Tasks:
(1) Reproduce the passage of the article on drawing shapes on the brain from "It’s the same" up to and including "shape being conveyed.".
(2) According to the article on drawing shapes on the brain, with what range of accuracy did participants perceive the proper shape?

Page text:
————————
Scientists give blind people ‘sight’ by drawing shapes directly on their brains
A team of researchers from UCLA and Baylor have developed a method for drawing symbols, including letter and shapes directly on the human brain using electrical stimulation. The result allows individuals who’ve entirely lost their sense of vision to perceive the shapes as “sights.”
The new process bypasses the human eye and the optic nerve and uses electricity to stimulate implanted electrodes at the visual cortex, located in the back of the brain. It works through dynamic stimulation, meaning instead of sending stimulation in the shape of a completely formed letter, the researchers trace the letter directly on the brain in real-time.
It’s the same principal as writing on the palm of your hand with your finger. Your palm can tell what you are writing as you form each letter because they can follow the unfolding process. Instead of forcing all the electrodes to send information in the shape of, for example, a letter U all at once, the system lights up the electrodes sequentially so the recipient can easily determine the shape being conveyed.
The researchers tested their system on two blind subjects and also four sighted subjects who already had brain implants as part of treatment for epilepsy. Under different paradigms, participants regularly perceived the proper shape in their minds with between 80 and 93 percent accuracy.
————————
Information supplied:
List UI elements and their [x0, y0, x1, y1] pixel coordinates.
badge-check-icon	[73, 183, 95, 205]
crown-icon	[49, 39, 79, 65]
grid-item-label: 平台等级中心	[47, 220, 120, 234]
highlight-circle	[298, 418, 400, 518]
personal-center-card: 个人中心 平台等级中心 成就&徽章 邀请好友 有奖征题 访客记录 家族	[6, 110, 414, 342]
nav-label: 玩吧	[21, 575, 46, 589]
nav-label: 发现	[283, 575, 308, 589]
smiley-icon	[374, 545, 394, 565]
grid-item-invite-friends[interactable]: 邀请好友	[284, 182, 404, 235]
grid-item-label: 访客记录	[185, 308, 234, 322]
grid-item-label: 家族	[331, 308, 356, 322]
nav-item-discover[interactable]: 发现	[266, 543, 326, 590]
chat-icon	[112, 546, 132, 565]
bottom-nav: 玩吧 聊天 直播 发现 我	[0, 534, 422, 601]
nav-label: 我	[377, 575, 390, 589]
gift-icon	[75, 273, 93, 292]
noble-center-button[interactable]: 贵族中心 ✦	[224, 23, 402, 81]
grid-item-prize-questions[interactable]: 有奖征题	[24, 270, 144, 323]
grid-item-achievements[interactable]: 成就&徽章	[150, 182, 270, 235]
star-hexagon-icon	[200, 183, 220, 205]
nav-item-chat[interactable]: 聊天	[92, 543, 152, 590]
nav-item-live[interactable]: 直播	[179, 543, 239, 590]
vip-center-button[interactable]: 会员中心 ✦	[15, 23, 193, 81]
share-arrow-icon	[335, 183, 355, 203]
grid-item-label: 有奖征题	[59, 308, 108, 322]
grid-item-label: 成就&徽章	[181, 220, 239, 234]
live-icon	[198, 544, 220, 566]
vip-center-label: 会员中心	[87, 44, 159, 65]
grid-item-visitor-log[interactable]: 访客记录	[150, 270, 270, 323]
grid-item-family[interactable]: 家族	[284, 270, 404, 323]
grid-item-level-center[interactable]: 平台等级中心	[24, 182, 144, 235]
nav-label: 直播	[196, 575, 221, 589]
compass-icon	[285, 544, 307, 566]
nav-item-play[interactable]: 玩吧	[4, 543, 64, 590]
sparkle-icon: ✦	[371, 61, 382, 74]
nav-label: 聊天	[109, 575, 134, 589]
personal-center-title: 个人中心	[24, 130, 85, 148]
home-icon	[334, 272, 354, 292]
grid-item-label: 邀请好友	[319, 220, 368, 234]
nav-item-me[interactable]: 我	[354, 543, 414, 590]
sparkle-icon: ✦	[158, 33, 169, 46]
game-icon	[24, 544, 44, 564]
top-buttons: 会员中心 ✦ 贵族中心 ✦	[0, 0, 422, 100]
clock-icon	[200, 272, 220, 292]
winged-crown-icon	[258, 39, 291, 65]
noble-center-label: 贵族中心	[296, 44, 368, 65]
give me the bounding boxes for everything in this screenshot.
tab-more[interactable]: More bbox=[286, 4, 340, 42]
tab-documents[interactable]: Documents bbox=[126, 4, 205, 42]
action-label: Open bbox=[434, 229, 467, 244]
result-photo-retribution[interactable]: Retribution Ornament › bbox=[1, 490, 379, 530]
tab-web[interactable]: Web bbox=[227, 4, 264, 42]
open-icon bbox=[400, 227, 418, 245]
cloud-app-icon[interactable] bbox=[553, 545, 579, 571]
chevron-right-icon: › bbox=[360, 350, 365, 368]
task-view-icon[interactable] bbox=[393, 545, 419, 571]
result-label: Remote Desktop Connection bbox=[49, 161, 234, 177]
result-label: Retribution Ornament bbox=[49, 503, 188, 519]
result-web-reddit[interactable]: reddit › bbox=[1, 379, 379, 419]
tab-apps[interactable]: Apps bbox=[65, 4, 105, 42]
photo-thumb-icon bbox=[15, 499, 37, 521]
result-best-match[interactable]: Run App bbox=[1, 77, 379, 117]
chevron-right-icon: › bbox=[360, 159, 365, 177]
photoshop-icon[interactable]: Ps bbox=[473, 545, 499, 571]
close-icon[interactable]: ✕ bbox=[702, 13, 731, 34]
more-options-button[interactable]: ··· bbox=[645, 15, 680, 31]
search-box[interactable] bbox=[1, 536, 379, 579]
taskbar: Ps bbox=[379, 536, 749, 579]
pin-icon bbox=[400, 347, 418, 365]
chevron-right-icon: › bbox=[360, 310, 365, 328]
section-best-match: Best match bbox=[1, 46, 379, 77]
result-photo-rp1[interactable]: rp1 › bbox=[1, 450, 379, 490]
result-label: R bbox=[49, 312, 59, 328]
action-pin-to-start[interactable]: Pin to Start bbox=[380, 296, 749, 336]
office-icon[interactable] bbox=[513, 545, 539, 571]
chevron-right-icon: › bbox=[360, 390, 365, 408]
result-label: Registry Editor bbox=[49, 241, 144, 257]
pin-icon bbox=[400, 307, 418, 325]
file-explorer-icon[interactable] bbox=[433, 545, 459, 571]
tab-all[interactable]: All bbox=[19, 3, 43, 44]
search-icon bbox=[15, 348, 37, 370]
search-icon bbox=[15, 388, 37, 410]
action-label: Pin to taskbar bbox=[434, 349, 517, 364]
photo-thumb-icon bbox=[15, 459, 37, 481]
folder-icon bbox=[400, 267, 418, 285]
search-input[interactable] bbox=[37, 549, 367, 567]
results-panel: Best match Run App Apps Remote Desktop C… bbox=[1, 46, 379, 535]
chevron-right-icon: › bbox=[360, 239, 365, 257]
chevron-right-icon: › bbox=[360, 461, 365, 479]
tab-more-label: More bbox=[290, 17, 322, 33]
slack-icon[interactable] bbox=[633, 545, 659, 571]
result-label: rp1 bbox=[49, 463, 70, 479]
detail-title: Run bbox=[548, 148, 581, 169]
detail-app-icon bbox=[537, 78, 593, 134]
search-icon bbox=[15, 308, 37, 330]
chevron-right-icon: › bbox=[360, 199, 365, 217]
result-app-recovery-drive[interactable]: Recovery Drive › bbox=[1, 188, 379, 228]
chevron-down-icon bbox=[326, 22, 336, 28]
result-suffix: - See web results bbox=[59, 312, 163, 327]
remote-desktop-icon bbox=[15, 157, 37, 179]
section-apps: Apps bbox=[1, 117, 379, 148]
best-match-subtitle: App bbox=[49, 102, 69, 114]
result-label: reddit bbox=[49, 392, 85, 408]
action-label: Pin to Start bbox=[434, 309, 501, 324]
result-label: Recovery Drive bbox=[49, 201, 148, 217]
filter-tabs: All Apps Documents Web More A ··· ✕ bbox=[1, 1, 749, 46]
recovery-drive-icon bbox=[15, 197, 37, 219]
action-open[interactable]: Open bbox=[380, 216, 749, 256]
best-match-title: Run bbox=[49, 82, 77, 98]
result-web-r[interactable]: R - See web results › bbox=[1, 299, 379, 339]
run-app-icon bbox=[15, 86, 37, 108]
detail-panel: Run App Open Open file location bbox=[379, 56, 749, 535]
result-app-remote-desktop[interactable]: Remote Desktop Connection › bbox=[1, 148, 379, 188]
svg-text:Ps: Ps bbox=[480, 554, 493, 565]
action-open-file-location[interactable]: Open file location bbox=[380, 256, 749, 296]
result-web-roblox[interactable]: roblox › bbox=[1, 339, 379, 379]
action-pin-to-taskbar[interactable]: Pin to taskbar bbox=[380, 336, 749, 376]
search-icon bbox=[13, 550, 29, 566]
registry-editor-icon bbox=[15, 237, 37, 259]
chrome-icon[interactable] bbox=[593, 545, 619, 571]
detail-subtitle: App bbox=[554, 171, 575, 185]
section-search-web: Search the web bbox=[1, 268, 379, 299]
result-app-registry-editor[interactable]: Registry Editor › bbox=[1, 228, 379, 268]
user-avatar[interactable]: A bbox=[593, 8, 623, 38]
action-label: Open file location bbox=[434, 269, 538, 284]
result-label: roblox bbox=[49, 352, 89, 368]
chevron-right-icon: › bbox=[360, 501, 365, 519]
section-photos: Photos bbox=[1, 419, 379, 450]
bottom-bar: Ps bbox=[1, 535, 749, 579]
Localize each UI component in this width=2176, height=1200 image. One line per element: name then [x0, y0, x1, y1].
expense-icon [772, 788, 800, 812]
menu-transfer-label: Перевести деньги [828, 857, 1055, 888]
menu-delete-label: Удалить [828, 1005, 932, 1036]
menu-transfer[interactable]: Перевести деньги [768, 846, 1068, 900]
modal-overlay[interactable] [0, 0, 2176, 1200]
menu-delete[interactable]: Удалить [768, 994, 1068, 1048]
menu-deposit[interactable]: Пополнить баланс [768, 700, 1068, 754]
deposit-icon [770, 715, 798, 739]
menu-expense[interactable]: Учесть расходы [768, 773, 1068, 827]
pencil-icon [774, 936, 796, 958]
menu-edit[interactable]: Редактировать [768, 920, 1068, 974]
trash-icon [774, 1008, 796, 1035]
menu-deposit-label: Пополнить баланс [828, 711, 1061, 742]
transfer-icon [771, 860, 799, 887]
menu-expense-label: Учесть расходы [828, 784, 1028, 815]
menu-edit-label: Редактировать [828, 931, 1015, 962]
————————
Answers for the tasks:
(1)
It’s the same principal as writing on the palm of your hand with your finger. Your palm can tell what you are writing as you form each letter because they can follow the unfolding process. Instead of forcing all the electrodes to send information in the shape of, for example, a letter U all at once, the system lights up the electrodes sequentially so the recipient can easily determine the shape being conveyed.

(2) Between 80 and 93 percent.